Write out every line of the material exactly as it appears.

Material for the task:
*-*-*
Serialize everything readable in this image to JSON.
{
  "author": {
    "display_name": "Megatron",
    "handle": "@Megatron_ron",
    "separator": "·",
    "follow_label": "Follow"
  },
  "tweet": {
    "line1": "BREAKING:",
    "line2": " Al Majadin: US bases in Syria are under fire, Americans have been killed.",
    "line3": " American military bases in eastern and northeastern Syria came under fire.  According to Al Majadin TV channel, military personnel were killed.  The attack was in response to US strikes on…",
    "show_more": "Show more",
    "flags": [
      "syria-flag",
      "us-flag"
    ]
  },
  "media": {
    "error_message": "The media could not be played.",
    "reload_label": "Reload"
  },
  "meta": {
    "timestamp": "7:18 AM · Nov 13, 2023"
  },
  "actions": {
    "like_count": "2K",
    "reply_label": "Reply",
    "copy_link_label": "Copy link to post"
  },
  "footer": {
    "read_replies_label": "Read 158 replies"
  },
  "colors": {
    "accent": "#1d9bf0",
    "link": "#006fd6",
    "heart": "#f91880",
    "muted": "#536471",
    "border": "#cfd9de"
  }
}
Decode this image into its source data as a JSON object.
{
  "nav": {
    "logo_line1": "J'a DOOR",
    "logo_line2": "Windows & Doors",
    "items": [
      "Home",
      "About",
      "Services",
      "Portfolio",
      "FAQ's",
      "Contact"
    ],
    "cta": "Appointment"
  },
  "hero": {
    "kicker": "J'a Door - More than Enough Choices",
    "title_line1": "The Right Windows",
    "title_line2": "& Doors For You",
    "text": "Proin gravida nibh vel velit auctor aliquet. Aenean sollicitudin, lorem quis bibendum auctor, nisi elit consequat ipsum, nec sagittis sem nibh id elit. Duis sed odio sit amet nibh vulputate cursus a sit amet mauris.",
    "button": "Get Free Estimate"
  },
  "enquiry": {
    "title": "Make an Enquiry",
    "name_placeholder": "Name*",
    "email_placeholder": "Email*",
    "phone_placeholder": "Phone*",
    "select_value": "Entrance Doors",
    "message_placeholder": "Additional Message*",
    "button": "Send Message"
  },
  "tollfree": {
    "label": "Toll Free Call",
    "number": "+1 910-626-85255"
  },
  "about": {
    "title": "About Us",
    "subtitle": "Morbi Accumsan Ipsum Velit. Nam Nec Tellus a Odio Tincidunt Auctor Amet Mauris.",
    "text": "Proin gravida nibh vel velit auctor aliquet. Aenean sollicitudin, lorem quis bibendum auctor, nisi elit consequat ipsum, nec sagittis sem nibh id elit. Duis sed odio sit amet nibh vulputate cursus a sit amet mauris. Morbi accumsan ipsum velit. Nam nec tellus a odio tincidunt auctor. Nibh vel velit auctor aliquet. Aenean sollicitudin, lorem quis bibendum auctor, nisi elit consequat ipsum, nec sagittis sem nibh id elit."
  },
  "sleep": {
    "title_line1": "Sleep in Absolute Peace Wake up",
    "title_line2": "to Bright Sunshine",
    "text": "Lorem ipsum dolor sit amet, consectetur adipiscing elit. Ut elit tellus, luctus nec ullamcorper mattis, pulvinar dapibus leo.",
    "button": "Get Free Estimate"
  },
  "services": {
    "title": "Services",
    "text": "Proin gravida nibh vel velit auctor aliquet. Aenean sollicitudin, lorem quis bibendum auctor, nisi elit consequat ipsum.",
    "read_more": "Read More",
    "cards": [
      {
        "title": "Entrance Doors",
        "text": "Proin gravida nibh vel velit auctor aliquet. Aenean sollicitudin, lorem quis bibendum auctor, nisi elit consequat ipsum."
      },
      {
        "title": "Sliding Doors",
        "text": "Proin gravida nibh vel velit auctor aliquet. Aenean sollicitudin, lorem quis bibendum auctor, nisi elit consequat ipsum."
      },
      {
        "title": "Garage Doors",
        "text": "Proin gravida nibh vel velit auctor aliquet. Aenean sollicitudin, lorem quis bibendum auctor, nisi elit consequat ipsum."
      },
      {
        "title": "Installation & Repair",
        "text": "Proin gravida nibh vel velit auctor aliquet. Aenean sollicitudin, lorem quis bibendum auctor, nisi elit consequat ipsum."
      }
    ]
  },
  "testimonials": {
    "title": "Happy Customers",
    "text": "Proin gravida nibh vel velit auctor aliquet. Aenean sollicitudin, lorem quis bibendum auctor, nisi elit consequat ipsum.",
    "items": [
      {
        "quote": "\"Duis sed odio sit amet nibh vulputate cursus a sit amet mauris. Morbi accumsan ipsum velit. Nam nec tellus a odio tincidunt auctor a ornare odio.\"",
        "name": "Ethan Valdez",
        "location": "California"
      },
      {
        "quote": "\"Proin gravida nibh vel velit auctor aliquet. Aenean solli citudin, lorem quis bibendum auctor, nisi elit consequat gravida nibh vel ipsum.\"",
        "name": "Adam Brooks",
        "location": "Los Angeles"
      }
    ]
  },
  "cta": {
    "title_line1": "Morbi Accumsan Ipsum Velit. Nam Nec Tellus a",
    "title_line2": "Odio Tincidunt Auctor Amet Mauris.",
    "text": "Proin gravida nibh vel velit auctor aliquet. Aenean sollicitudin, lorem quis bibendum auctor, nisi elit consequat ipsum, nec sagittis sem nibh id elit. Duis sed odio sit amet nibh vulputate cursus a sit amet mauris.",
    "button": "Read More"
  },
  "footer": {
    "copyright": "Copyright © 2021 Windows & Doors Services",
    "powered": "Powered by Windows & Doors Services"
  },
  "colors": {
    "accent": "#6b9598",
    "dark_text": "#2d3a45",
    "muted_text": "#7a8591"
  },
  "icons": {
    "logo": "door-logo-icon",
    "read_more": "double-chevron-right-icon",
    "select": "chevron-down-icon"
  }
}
*-*-*
Answer for this exercise:
Serialize everything readable in this image to JSON.
{
  "author": {
    "display_name": "Megatron",
    "handle": "@Megatron_ron",
    "separator": "·",
    "follow_label": "Follow"
  },
  "tweet": {
    "line1": "BREAKING:",
    "line2": " Al Majadin: US bases in Syria are under fire, Americans have been killed.",
    "line3": " American military bases in eastern and northeastern Syria came under fire.  According to Al Majadin TV channel, military personnel were killed.  The attack was in response to US strikes on…",
    "show_more": "Show more",
    "flags": [
      "syria-flag",
      "us-flag"
    ]
  },
  "media": {
    "error_message": "The media could not be played.",
    "reload_label": "Reload"
  },
  "meta": {
    "timestamp": "7:18 AM · Nov 13, 2023"
  },
  "actions": {
    "like_count": "2K",
    "reply_label": "Reply",
    "copy_link_label": "Copy link to post"
  },
  "footer": {
    "read_replies_label": "Read 158 replies"
  },
  "colors": {
    "accent": "#1d9bf0",
    "link": "#006fd6",
    "heart": "#f91880",
    "muted": "#536471",
    "border": "#cfd9de"
  }
}
Decode this image into its source data as a JSON object.
{
  "nav": {
    "logo_line1": "J'a DOOR",
    "logo_line2": "Windows & Doors",
    "items": [
      "Home",
      "About",
      "Services",
      "Portfolio",
      "FAQ's",
      "Contact"
    ],
    "cta": "Appointment"
  },
  "hero": {
    "kicker": "J'a Door - More than Enough Choices",
    "title_line1": "The Right Windows",
    "title_line2": "& Doors For You",
    "text": "Proin gravida nibh vel velit auctor aliquet. Aenean sollicitudin, lorem quis bibendum auctor, nisi elit consequat ipsum, nec sagittis sem nibh id elit. Duis sed odio sit amet nibh vulputate cursus a sit amet mauris.",
    "button": "Get Free Estimate"
  },
  "enquiry": {
    "title": "Make an Enquiry",
    "name_placeholder": "Name*",
    "email_placeholder": "Email*",
    "phone_placeholder": "Phone*",
    "select_value": "Entrance Doors",
    "message_placeholder": "Additional Message*",
    "button": "Send Message"
  },
  "tollfree": {
    "label": "Toll Free Call",
    "number": "+1 910-626-85255"
  },
  "about": {
    "title": "About Us",
    "subtitle": "Morbi Accumsan Ipsum Velit. Nam Nec Tellus a Odio Tincidunt Auctor Amet Mauris.",
    "text": "Proin gravida nibh vel velit auctor aliquet. Aenean sollicitudin, lorem quis bibendum auctor, nisi elit consequat ipsum, nec sagittis sem nibh id elit. Duis sed odio sit amet nibh vulputate cursus a sit amet mauris. Morbi accumsan ipsum velit. Nam nec tellus a odio tincidunt auctor. Nibh vel velit auctor aliquet. Aenean sollicitudin, lorem quis bibendum auctor, nisi elit consequat ipsum, nec sagittis sem nibh id elit."
  },
  "sleep": {
    "title_line1": "Sleep in Absolute Peace Wake up",
    "title_line2": "to Bright Sunshine",
    "text": "Lorem ipsum dolor sit amet, consectetur adipiscing elit. Ut elit tellus, luctus nec ullamcorper mattis, pulvinar dapibus leo.",
    "button": "Get Free Estimate"
  },
  "services": {
    "title": "Services",
    "text": "Proin gravida nibh vel velit auctor aliquet. Aenean sollicitudin, lorem quis bibendum auctor, nisi elit consequat ipsum.",
    "read_more": "Read More",
    "cards": [
      {
        "title": "Entrance Doors",
        "text": "Proin gravida nibh vel velit auctor aliquet. Aenean sollicitudin, lorem quis bibendum auctor, nisi elit consequat ipsum."
      },
      {
        "title": "Sliding Doors",
        "text": "Proin gravida nibh vel velit auctor aliquet. Aenean sollicitudin, lorem quis bibendum auctor, nisi elit consequat ipsum."
      },
      {
        "title": "Garage Doors",
        "text": "Proin gravida nibh vel velit auctor aliquet. Aenean sollicitudin, lorem quis bibendum auctor, nisi elit consequat ipsum."
      },
      {
        "title": "Installation & Repair",
        "text": "Proin gravida nibh vel velit auctor aliquet. Aenean sollicitudin, lorem quis bibendum auctor, nisi elit consequat ipsum."
      }
    ]
  },
  "testimonials": {
    "title": "Happy Customers",
    "text": "Proin gravida nibh vel velit auctor aliquet. Aenean sollicitudin, lorem quis bibendum auctor, nisi elit consequat ipsum.",
    "items": [
      {
        "quote": "\"Duis sed odio sit amet nibh vulputate cursus a sit amet mauris. Morbi accumsan ipsum velit. Nam nec tellus a odio tincidunt auctor a ornare odio.\"",
        "name": "Ethan Valdez",
        "location": "California"
      },
      {
        "quote": "\"Proin gravida nibh vel velit auctor aliquet. Aenean solli citudin, lorem quis bibendum auctor, nisi elit consequat gravida nibh vel ipsum.\"",
        "name": "Adam Brooks",
        "location": "Los Angeles"
      }
    ]
  },
  "cta": {
    "title_line1": "Morbi Accumsan Ipsum Velit. Nam Nec Tellus a",
    "title_line2": "Odio Tincidunt Auctor Amet Mauris.",
    "text": "Proin gravida nibh vel velit auctor aliquet. Aenean sollicitudin, lorem quis bibendum auctor, nisi elit consequat ipsum, nec sagittis sem nibh id elit. Duis sed odio sit amet nibh vulputate cursus a sit amet mauris.",
    "button": "Read More"
  },
  "footer": {
    "copyright": "Copyright © 2021 Windows & Doors Services",
    "powered": "Powered by Windows & Doors Services"
  },
  "colors": {
    "accent": "#6b9598",
    "dark_text": "#2d3a45",
    "muted_text": "#7a8591"
  },
  "icons": {
    "logo": "door-logo-icon",
    "read_more": "double-chevron-right-icon",
    "select": "chevron-down-icon"
  }
}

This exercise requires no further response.